### SUPPLIED MATERIAL:
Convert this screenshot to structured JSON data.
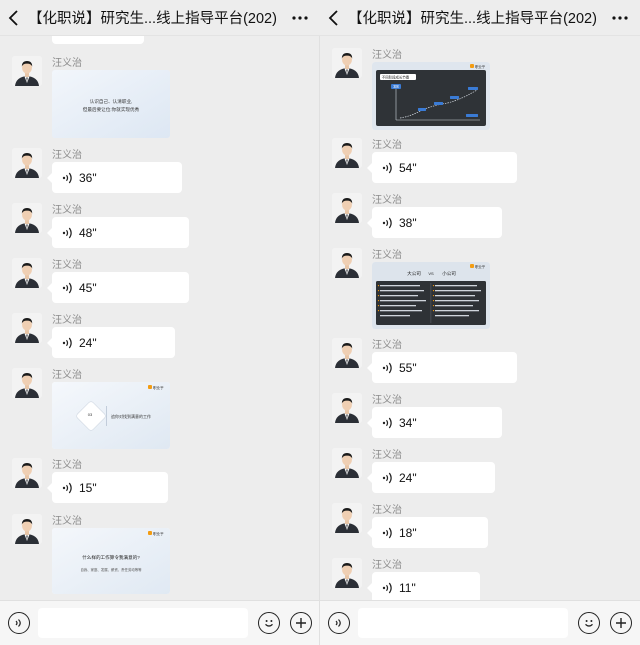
{
  "window": {
    "title": "【化职说】研究生...线上指导平台(202)"
  },
  "sender_name": "汪义治",
  "left": {
    "messages": [
      {
        "kind": "image",
        "slide": {
          "line1": "认识自己、认清职业,",
          "line2": "但最后要让位:你就实现优秀"
        }
      },
      {
        "kind": "voice",
        "duration": "36\""
      },
      {
        "kind": "voice",
        "duration": "48\""
      },
      {
        "kind": "voice",
        "duration": "45\""
      },
      {
        "kind": "voice",
        "duration": "24\""
      },
      {
        "kind": "image",
        "slide": {
          "logo": "职业乎",
          "badge_num": "03",
          "caption": "追你对找到满意的工作"
        }
      },
      {
        "kind": "voice",
        "duration": "15\""
      },
      {
        "kind": "image",
        "slide": {
          "logo": "职业乎",
          "line1": "什么样的工作算令我满意的?",
          "line2": "自我、家庭、发展、薪资、责任劳动等等"
        }
      }
    ]
  },
  "right": {
    "messages": [
      {
        "kind": "image",
        "slide": {
          "logo": "职业乎",
          "title": "不同阶段成长节奏",
          "tag": "发展"
        }
      },
      {
        "kind": "voice",
        "duration": "54\""
      },
      {
        "kind": "voice",
        "duration": "38\""
      },
      {
        "kind": "image",
        "slide": {
          "logo": "职业乎",
          "left_title": "大公司",
          "vs": "VS",
          "right_title": "小公司"
        }
      },
      {
        "kind": "voice",
        "duration": "55\""
      },
      {
        "kind": "voice",
        "duration": "34\""
      },
      {
        "kind": "voice",
        "duration": "24\""
      },
      {
        "kind": "voice",
        "duration": "18\""
      },
      {
        "kind": "voice",
        "duration": "11\""
      }
    ]
  },
  "input": {
    "placeholder": ""
  },
  "colors": {
    "background": "#ededed",
    "bubble": "#ffffff",
    "logo_accent": "#f39c12"
  }
}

### WORK TO COMPLETE:
Without the pictures, repeat the listing above exactly.

### RESPONSE TO THE TASK:
Convert this screenshot to structured JSON data.
{
  "window": {
    "title": "【化职说】研究生...线上指导平台(202)"
  },
  "sender_name": "汪义治",
  "left": {
    "messages": [
      {
        "kind": "image",
        "slide": {
          "line1": "认识自己、认清职业,",
          "line2": "但最后要让位:你就实现优秀"
        }
      },
      {
        "kind": "voice",
        "duration": "36\""
      },
      {
        "kind": "voice",
        "duration": "48\""
      },
      {
        "kind": "voice",
        "duration": "45\""
      },
      {
        "kind": "voice",
        "duration": "24\""
      },
      {
        "kind": "image",
        "slide": {
          "logo": "职业乎",
          "badge_num": "03",
          "caption": "追你对找到满意的工作"
        }
      },
      {
        "kind": "voice",
        "duration": "15\""
      },
      {
        "kind": "image",
        "slide": {
          "logo": "职业乎",
          "line1": "什么样的工作算令我满意的?",
          "line2": "自我、家庭、发展、薪资、责任劳动等等"
        }
      }
    ]
  },
  "right": {
    "messages": [
      {
        "kind": "image",
        "slide": {
          "logo": "职业乎",
          "title": "不同阶段成长节奏",
          "tag": "发展"
        }
      },
      {
        "kind": "voice",
        "duration": "54\""
      },
      {
        "kind": "voice",
        "duration": "38\""
      },
      {
        "kind": "image",
        "slide": {
          "logo": "职业乎",
          "left_title": "大公司",
          "vs": "VS",
          "right_title": "小公司"
        }
      },
      {
        "kind": "voice",
        "duration": "55\""
      },
      {
        "kind": "voice",
        "duration": "34\""
      },
      {
        "kind": "voice",
        "duration": "24\""
      },
      {
        "kind": "voice",
        "duration": "18\""
      },
      {
        "kind": "voice",
        "duration": "11\""
      }
    ]
  },
  "input": {
    "placeholder": ""
  },
  "colors": {
    "background": "#ededed",
    "bubble": "#ffffff",
    "logo_accent": "#f39c12"
  }
}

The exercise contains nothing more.